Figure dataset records
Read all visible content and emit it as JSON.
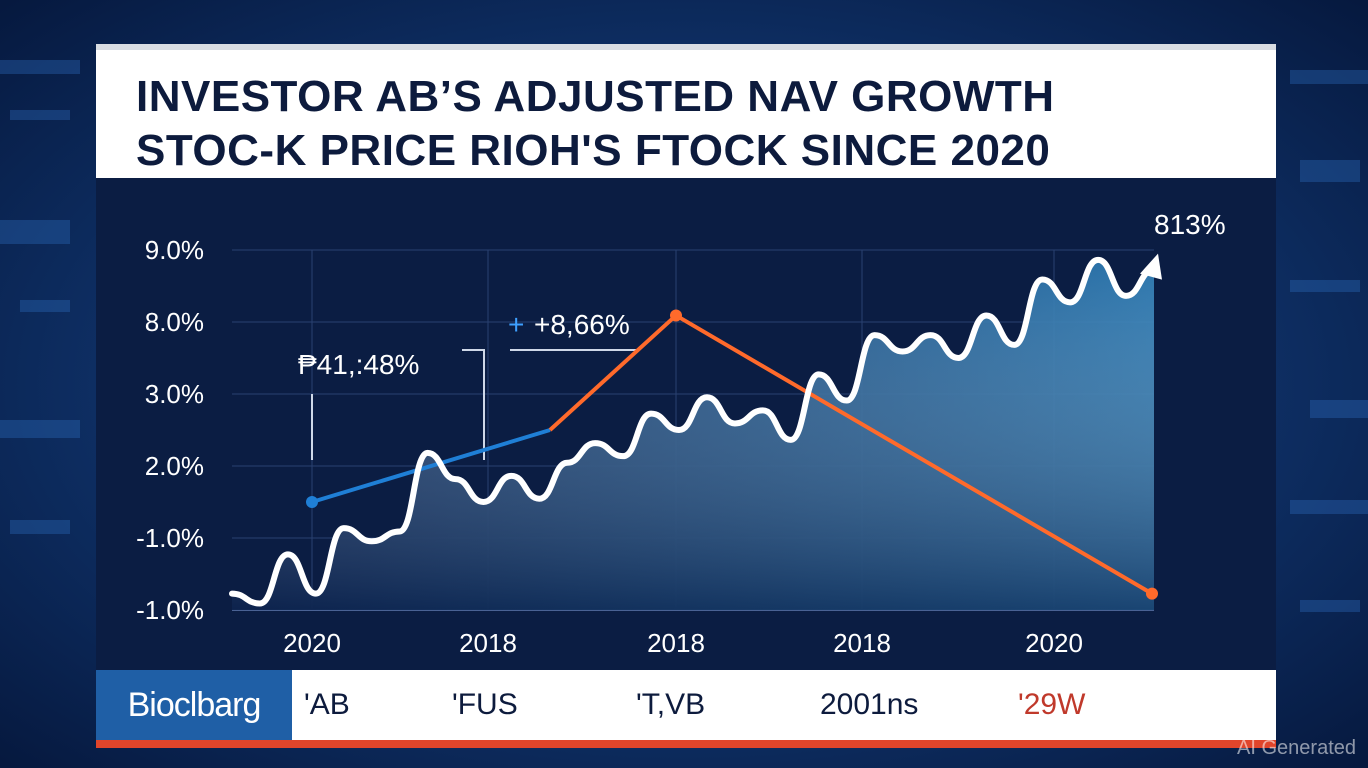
{
  "title": {
    "line1": "INVESTOR AB’S ADJUSTED NAV GROWTH",
    "line2": "STOC-K PRICE RIOH'S FTOCK SINCE 2020"
  },
  "chart_data": {
    "type": "line",
    "y_tick_labels": [
      "9.0%",
      "8.0%",
      "3.0%",
      "2.0%",
      "-1.0%",
      "-1.0%"
    ],
    "x_tick_labels": [
      "2020",
      "2018",
      "2018",
      "2018",
      "2020"
    ],
    "grid": true,
    "series": [
      {
        "values": [
          -1.0,
          -1.3,
          0.2,
          -1.0,
          1.0,
          0.6,
          0.9,
          3.3,
          2.5,
          1.8,
          2.6,
          1.9,
          3.0,
          3.6,
          3.2,
          4.5,
          4.0,
          5.0,
          4.2,
          4.6,
          3.7,
          5.7,
          4.9,
          6.9,
          6.4,
          6.9,
          6.2,
          7.5,
          6.6,
          8.6,
          7.9,
          9.2,
          8.1,
          8.9
        ]
      },
      {
        "values": [
          1.8,
          4.0,
          7.5,
          -1.0
        ]
      }
    ],
    "annotations": [
      "+8,66%",
      "₱41,:48%",
      "813%",
      "+"
    ],
    "colors": {
      "price_line": "#ffffff",
      "nav_line": "#1f7fd6",
      "nav_line_down": "#ff6a2b",
      "area_top": "#2f7fb8",
      "panel": "#0b1d43"
    }
  },
  "ticker": {
    "logo": "Bioclbarg",
    "items": [
      "'AB",
      "'FUS",
      "'T,VB",
      "2001ns",
      "'29W"
    ]
  },
  "watermark": "AI Generated"
}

Set problem> Except for the pictures, copy every line of the records above exactly.

Worked answer>
Read all visible content and emit it as JSON.
{
  "title": {
    "line1": "INVESTOR AB’S ADJUSTED NAV GROWTH",
    "line2": "STOC-K PRICE RIOH'S FTOCK SINCE 2020"
  },
  "chart_data": {
    "type": "line",
    "y_tick_labels": [
      "9.0%",
      "8.0%",
      "3.0%",
      "2.0%",
      "-1.0%",
      "-1.0%"
    ],
    "x_tick_labels": [
      "2020",
      "2018",
      "2018",
      "2018",
      "2020"
    ],
    "grid": true,
    "series": [
      {
        "values": [
          -1.0,
          -1.3,
          0.2,
          -1.0,
          1.0,
          0.6,
          0.9,
          3.3,
          2.5,
          1.8,
          2.6,
          1.9,
          3.0,
          3.6,
          3.2,
          4.5,
          4.0,
          5.0,
          4.2,
          4.6,
          3.7,
          5.7,
          4.9,
          6.9,
          6.4,
          6.9,
          6.2,
          7.5,
          6.6,
          8.6,
          7.9,
          9.2,
          8.1,
          8.9
        ]
      },
      {
        "values": [
          1.8,
          4.0,
          7.5,
          -1.0
        ]
      }
    ],
    "annotations": [
      "+8,66%",
      "₱41,:48%",
      "813%",
      "+"
    ],
    "colors": {
      "price_line": "#ffffff",
      "nav_line": "#1f7fd6",
      "nav_line_down": "#ff6a2b",
      "area_top": "#2f7fb8",
      "panel": "#0b1d43"
    }
  },
  "ticker": {
    "logo": "Bioclbarg",
    "items": [
      "'AB",
      "'FUS",
      "'T,VB",
      "2001ns",
      "'29W"
    ]
  },
  "watermark": "AI Generated"
}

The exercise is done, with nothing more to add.